● **Task to complete**: In the discussion below, what did SES-9 redirect to at the time the Flight 22 article was created?

[Start of Passage given]

This article is short enough to accommodate details about both the payload and the flight. Let's enrich the existing page with links to the relevant topics and perhaps an extra mention of news coverage, but that's plenty enough (and you heard this from a major fan). Besides, there is already a lot of content overlap in the numerous pages dealing with SpaceX, so we should work on structuring them better, e.g. recent work on the reusability R&D page grouped a lot of information that was scattered on various research topics, technical components or individual flight tests. Pinging page creator @Vegaswikian: and regular contributors to SpaceX and spaceflight topics @N2e: @C-randles:@Abul Bakhtiar: @PSR B1937+21: @BatteryIncluded: @Galactic Penguin SST: @Kubanczyk: @Zedshort: @The Anome: to please comment and !vote. — JFG talk 10:32, 9 April 2016 (UTC)
- Keep with payload at least at present. crandles (talk) 11:00, 9 April 2016 (UTC)
- Keep with payload keep it simple Zedshort (talk) 14:12, 9 April 2016 (UTC)
- For most of NASA's CRS and CCDev missions a separate article is not needed. PSR B1937+21 (talk) 11:07, 9 April 2016 (UTC)
- My two cents: this is actually a somewhat complex topic, and not really sure where it should be discussed. First off, there is Wikiproject Spaceflight ordinary practice, and there are, no doubt, special cases, which might still be compliant with overall wiki-policy and guidelines.
- So, in general within the spaceflight wikiproject in the distant past, the sat article has covered the launch. In past history, the sat was the story and the launch, generally, was not. Things have been gradually changing, both from the launch side (more notable launchers, doing new things (sophisticated flight tests, landings, potential reuse, ...) and from the satellite side (larger flights of small sats, sometimes resulting in no single launch article on the sat(s) at all, even though the launch is highly notable, etc.).
- Examples where separate launch articles exist include Falcon 9 Flight 10, Falcon 9 Flight 20, Falcon 9 Flight 22, and perhaps some others. Each of these were created for (somewhat) different reasons. For example, I recall that the Flight 22 article was created when there was no specific article on the satellite itself (SES-9 redirected at the time to an an article about the SES company in general, with only a brief bit on each particular satellite, with high notability and sources about the impending launch. Only later did an editor create a separate sat article for SES-9.
- In some cases the launch (recently) has been far more notable than the sat(s), which definitely allows articles to meet WP:GNG pretty clearly.
- Moreover, once an article is created, failing any speedy deletion criteria applying, then the way to get an article's existence discussed is the WP:AfD process.
- So yes, this likely needs more discussion, perhaps both in general and on the particular new article that you mention has been created (which I've not even yet clicked on). But not sure this Talk page is the place to do it, for the complex set of reasons I've just begun to outline. Cheers. N2e (talk) 11:48, 9 April 2016 (UTC)

[End of Passage given]
[Start of Record list]

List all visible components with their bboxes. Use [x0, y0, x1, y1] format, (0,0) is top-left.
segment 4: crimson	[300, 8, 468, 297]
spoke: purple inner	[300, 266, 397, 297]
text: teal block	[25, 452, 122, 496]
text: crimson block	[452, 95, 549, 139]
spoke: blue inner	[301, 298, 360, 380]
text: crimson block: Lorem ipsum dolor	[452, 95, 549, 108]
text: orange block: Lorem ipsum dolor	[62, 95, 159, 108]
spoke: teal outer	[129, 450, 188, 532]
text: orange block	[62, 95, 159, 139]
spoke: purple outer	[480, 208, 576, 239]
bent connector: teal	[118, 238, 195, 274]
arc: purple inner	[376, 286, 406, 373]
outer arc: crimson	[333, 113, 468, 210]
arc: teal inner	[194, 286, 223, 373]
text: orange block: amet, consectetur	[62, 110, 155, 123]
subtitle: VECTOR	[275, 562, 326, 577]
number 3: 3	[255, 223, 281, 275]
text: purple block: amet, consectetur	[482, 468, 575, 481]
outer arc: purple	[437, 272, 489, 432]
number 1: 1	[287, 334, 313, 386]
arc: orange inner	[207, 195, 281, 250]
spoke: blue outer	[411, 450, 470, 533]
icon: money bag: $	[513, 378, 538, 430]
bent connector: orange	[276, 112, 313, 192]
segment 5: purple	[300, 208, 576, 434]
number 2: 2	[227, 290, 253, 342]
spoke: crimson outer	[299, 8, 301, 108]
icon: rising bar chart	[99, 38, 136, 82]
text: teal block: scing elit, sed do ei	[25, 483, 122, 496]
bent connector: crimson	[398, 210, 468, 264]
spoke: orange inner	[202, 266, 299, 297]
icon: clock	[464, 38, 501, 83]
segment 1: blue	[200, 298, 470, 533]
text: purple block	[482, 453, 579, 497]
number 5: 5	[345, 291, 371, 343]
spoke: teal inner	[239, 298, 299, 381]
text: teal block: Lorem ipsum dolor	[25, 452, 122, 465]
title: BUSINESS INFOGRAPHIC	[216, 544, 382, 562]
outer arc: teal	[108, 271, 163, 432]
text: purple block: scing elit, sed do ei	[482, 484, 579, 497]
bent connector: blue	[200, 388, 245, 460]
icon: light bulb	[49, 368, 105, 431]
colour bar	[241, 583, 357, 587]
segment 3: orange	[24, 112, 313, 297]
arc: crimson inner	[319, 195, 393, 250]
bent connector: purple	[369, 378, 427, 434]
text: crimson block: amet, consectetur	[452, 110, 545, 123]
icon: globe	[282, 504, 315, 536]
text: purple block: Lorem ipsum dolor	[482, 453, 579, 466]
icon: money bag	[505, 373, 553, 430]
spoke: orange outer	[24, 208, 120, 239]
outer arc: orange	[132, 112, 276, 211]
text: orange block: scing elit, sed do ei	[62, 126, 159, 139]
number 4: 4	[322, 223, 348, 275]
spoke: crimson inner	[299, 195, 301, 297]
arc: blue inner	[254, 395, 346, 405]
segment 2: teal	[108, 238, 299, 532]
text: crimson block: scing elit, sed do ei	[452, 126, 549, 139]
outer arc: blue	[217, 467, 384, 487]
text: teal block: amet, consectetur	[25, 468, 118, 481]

[End of Record list]

● **Result**: It redirected to an article about the SES company in general, with only a brief bit on each particular satellite.